▶ [Task objective]
Take the material and output all of it exactly.
-- -- --
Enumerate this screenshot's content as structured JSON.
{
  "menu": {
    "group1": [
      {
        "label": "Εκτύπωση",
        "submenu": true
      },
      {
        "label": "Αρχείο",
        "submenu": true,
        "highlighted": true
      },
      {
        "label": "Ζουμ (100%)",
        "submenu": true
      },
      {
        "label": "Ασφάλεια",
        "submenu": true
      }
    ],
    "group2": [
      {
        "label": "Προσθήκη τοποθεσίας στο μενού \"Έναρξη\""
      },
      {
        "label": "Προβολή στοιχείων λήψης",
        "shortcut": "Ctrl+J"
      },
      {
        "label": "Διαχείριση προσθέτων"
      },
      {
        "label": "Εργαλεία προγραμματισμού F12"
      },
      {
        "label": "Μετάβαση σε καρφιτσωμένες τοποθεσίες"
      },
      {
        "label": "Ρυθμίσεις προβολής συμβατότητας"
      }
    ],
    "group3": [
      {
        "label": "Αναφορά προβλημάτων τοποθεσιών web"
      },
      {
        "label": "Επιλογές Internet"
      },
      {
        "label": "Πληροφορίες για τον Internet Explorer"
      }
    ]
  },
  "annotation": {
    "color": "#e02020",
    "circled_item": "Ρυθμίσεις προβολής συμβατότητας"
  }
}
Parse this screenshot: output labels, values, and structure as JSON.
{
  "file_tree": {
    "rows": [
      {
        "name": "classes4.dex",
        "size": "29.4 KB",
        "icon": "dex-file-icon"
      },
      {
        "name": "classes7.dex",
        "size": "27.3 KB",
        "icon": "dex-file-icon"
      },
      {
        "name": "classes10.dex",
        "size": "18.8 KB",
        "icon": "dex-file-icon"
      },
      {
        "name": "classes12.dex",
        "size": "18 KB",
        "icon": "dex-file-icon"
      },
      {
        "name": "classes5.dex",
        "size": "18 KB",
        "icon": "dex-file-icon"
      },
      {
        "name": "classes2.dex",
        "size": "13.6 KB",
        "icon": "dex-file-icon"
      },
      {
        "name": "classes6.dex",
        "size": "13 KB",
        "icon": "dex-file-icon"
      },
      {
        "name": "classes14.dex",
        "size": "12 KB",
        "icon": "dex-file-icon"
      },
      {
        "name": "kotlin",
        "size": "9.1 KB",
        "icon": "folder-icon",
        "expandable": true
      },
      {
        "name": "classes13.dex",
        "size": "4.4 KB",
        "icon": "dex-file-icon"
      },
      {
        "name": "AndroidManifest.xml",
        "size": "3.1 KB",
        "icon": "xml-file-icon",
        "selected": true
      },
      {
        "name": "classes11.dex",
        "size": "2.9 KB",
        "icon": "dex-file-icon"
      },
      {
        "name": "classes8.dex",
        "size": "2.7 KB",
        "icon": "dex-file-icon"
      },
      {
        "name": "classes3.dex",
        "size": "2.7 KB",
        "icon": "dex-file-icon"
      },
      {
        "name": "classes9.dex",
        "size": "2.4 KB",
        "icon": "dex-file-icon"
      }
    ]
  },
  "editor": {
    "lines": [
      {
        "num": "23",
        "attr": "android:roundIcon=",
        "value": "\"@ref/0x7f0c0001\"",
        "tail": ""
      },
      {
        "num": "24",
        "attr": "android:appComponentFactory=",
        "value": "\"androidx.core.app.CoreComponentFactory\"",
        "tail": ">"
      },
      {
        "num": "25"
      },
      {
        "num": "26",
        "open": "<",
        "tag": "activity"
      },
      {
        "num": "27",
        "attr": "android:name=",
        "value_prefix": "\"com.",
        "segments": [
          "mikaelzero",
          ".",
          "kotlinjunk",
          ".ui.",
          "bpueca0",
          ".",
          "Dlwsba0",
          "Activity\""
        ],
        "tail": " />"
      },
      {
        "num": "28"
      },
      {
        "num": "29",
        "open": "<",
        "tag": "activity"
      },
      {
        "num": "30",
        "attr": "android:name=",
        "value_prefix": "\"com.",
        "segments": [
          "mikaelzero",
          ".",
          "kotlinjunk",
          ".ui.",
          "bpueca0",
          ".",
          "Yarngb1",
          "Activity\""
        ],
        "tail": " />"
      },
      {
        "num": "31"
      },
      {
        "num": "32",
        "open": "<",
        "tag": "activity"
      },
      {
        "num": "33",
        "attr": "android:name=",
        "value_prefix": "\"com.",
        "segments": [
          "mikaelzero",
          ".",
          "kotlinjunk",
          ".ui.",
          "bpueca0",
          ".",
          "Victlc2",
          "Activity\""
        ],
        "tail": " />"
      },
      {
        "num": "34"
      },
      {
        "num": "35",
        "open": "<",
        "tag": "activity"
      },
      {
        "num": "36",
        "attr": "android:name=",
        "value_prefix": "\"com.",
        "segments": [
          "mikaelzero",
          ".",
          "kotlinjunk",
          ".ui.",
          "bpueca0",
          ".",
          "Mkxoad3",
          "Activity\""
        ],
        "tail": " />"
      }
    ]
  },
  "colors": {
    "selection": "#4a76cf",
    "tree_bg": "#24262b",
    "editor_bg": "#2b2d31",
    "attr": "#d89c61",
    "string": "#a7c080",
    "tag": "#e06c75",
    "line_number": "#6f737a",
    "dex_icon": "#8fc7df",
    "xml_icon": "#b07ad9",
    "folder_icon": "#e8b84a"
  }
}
-- -- --
▶ [Answer to this problem]
Enumerate this screenshot's content as structured JSON.
{
  "menu": {
    "group1": [
      {
        "label": "Εκτύπωση",
        "submenu": true
      },
      {
        "label": "Αρχείο",
        "submenu": true,
        "highlighted": true
      },
      {
        "label": "Ζουμ (100%)",
        "submenu": true
      },
      {
        "label": "Ασφάλεια",
        "submenu": true
      }
    ],
    "group2": [
      {
        "label": "Προσθήκη τοποθεσίας στο μενού \"Έναρξη\""
      },
      {
        "label": "Προβολή στοιχείων λήψης",
        "shortcut": "Ctrl+J"
      },
      {
        "label": "Διαχείριση προσθέτων"
      },
      {
        "label": "Εργαλεία προγραμματισμού F12"
      },
      {
        "label": "Μετάβαση σε καρφιτσωμένες τοποθεσίες"
      },
      {
        "label": "Ρυθμίσεις προβολής συμβατότητας"
      }
    ],
    "group3": [
      {
        "label": "Αναφορά προβλημάτων τοποθεσιών web"
      },
      {
        "label": "Επιλογές Internet"
      },
      {
        "label": "Πληροφορίες για τον Internet Explorer"
      }
    ]
  },
  "annotation": {
    "color": "#e02020",
    "circled_item": "Ρυθμίσεις προβολής συμβατότητας"
  }
}
Parse this screenshot: output labels, values, and structure as JSON.
{
  "file_tree": {
    "rows": [
      {
        "name": "classes4.dex",
        "size": "29.4 KB",
        "icon": "dex-file-icon"
      },
      {
        "name": "classes7.dex",
        "size": "27.3 KB",
        "icon": "dex-file-icon"
      },
      {
        "name": "classes10.dex",
        "size": "18.8 KB",
        "icon": "dex-file-icon"
      },
      {
        "name": "classes12.dex",
        "size": "18 KB",
        "icon": "dex-file-icon"
      },
      {
        "name": "classes5.dex",
        "size": "18 KB",
        "icon": "dex-file-icon"
      },
      {
        "name": "classes2.dex",
        "size": "13.6 KB",
        "icon": "dex-file-icon"
      },
      {
        "name": "classes6.dex",
        "size": "13 KB",
        "icon": "dex-file-icon"
      },
      {
        "name": "classes14.dex",
        "size": "12 KB",
        "icon": "dex-file-icon"
      },
      {
        "name": "kotlin",
        "size": "9.1 KB",
        "icon": "folder-icon",
        "expandable": true
      },
      {
        "name": "classes13.dex",
        "size": "4.4 KB",
        "icon": "dex-file-icon"
      },
      {
        "name": "AndroidManifest.xml",
        "size": "3.1 KB",
        "icon": "xml-file-icon",
        "selected": true
      },
      {
        "name": "classes11.dex",
        "size": "2.9 KB",
        "icon": "dex-file-icon"
      },
      {
        "name": "classes8.dex",
        "size": "2.7 KB",
        "icon": "dex-file-icon"
      },
      {
        "name": "classes3.dex",
        "size": "2.7 KB",
        "icon": "dex-file-icon"
      },
      {
        "name": "classes9.dex",
        "size": "2.4 KB",
        "icon": "dex-file-icon"
      }
    ]
  },
  "editor": {
    "lines": [
      {
        "num": "23",
        "attr": "android:roundIcon=",
        "value": "\"@ref/0x7f0c0001\"",
        "tail": ""
      },
      {
        "num": "24",
        "attr": "android:appComponentFactory=",
        "value": "\"androidx.core.app.CoreComponentFactory\"",
        "tail": ">"
      },
      {
        "num": "25"
      },
      {
        "num": "26",
        "open": "<",
        "tag": "activity"
      },
      {
        "num": "27",
        "attr": "android:name=",
        "value_prefix": "\"com.",
        "segments": [
          "mikaelzero",
          ".",
          "kotlinjunk",
          ".ui.",
          "bpueca0",
          ".",
          "Dlwsba0",
          "Activity\""
        ],
        "tail": " />"
      },
      {
        "num": "28"
      },
      {
        "num": "29",
        "open": "<",
        "tag": "activity"
      },
      {
        "num": "30",
        "attr": "android:name=",
        "value_prefix": "\"com.",
        "segments": [
          "mikaelzero",
          ".",
          "kotlinjunk",
          ".ui.",
          "bpueca0",
          ".",
          "Yarngb1",
          "Activity\""
        ],
        "tail": " />"
      },
      {
        "num": "31"
      },
      {
        "num": "32",
        "open": "<",
        "tag": "activity"
      },
      {
        "num": "33",
        "attr": "android:name=",
        "value_prefix": "\"com.",
        "segments": [
          "mikaelzero",
          ".",
          "kotlinjunk",
          ".ui.",
          "bpueca0",
          ".",
          "Victlc2",
          "Activity\""
        ],
        "tail": " />"
      },
      {
        "num": "34"
      },
      {
        "num": "35",
        "open": "<",
        "tag": "activity"
      },
      {
        "num": "36",
        "attr": "android:name=",
        "value_prefix": "\"com.",
        "segments": [
          "mikaelzero",
          ".",
          "kotlinjunk",
          ".ui.",
          "bpueca0",
          ".",
          "Mkxoad3",
          "Activity\""
        ],
        "tail": " />"
      }
    ]
  },
  "colors": {
    "selection": "#4a76cf",
    "tree_bg": "#24262b",
    "editor_bg": "#2b2d31",
    "attr": "#d89c61",
    "string": "#a7c080",
    "tag": "#e06c75",
    "line_number": "#6f737a",
    "dex_icon": "#8fc7df",
    "xml_icon": "#b07ad9",
    "folder_icon": "#e8b84a"
  }
}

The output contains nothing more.